──────── THE RECORDS ────────

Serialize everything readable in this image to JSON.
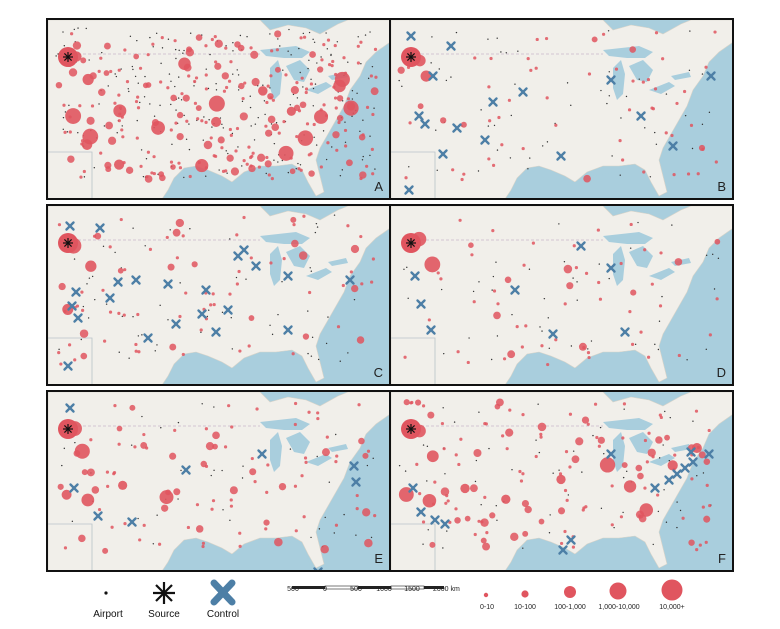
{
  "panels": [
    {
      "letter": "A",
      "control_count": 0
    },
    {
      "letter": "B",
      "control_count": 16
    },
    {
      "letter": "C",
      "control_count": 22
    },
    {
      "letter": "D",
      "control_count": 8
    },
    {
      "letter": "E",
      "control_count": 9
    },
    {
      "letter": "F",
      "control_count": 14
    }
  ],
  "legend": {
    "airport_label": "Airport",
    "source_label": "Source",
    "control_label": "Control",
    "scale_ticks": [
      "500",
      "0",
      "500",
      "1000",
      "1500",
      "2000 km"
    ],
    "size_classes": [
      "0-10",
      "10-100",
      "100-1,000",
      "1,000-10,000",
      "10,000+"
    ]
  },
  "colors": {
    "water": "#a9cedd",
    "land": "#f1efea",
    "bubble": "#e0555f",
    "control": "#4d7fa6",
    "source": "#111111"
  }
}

────────
──────── THE RECORDS ────────

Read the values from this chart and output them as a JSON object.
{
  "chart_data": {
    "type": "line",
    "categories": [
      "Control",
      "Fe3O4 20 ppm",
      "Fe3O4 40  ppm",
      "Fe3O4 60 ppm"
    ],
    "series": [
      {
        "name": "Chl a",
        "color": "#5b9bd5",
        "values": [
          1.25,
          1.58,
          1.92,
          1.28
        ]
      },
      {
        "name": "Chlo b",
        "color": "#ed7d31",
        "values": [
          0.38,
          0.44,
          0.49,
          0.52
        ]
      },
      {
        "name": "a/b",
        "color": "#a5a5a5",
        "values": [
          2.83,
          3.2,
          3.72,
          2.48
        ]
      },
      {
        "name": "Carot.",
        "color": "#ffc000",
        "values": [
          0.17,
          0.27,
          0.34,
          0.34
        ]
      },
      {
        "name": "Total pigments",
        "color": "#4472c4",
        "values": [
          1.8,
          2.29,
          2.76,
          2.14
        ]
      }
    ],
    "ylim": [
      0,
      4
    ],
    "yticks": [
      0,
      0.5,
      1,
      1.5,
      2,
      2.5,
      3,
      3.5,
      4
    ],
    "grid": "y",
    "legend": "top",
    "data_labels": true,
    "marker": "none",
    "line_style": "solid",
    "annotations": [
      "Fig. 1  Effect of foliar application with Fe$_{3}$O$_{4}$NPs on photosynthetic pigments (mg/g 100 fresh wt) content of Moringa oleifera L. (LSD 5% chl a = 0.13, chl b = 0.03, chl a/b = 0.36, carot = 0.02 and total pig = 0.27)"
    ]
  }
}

────────

_REQUIREMENTS:_
Copy every line above in which the string "letter" shows up.

_SOLUTION TO THIS EXERCISE:_
      "letter": "A",
      "letter": "B",
      "letter": "C",
      "letter": "D",
      "letter": "E",
      "letter": "F",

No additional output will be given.